■ Exercise aim:
Find the lines that hold the word "panjang" and return them.
::: Material provided
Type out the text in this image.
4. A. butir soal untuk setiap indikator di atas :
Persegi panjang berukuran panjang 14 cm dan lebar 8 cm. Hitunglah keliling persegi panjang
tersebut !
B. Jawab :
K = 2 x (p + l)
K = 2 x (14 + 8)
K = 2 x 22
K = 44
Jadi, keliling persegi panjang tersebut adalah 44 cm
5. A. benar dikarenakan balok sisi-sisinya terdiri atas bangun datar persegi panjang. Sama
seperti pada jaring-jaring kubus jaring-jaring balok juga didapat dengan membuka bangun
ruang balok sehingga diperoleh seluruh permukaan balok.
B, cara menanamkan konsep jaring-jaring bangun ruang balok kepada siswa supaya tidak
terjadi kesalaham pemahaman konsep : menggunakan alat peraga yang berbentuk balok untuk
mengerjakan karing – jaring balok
::::::
■ Written answer:
Persegi panjang berukuran panjang 14 cm dan lebar 8 cm. Hitunglah keliling persegi panjang
Jadi, keliling persegi panjang tersebut adalah 44 cm
5. A. benar dikarenakan balok sisi-sisinya terdiri atas bangun datar persegi panjang. Sama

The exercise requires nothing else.